## Records

--- Begin ---

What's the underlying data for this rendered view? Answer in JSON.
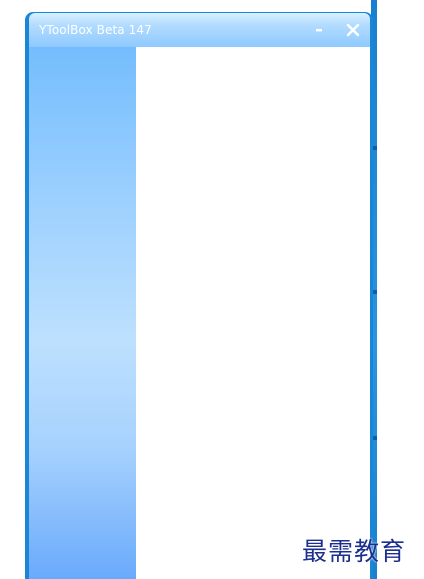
{
  "window": {
    "title": "YToolBox Beta 147",
    "minimize_icon": "minimize-icon",
    "close_icon": "close-icon"
  },
  "watermark": {
    "text": "最需教育"
  },
  "colors": {
    "window_frame": "#1c86d6",
    "titlebar_top": "#d7f0ff",
    "titlebar_bottom": "#8ec9ff",
    "sidebar_top": "#74bdfd",
    "sidebar_mid": "#bde0fe",
    "sidebar_bottom": "#6aaafc",
    "content_bg": "#ffffff",
    "watermark_text": "#1c2f8f"
  }
}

--- End ---

## Task to complete
Output the data exactly. Pictures don't belong in the result.

## Problem solution
What's the underlying data for this rendered view? Answer in JSON.
{
  "window": {
    "title": "YToolBox Beta 147",
    "minimize_icon": "minimize-icon",
    "close_icon": "close-icon"
  },
  "watermark": {
    "text": "最需教育"
  },
  "colors": {
    "window_frame": "#1c86d6",
    "titlebar_top": "#d7f0ff",
    "titlebar_bottom": "#8ec9ff",
    "sidebar_top": "#74bdfd",
    "sidebar_mid": "#bde0fe",
    "sidebar_bottom": "#6aaafc",
    "content_bg": "#ffffff",
    "watermark_text": "#1c2f8f"
  }
}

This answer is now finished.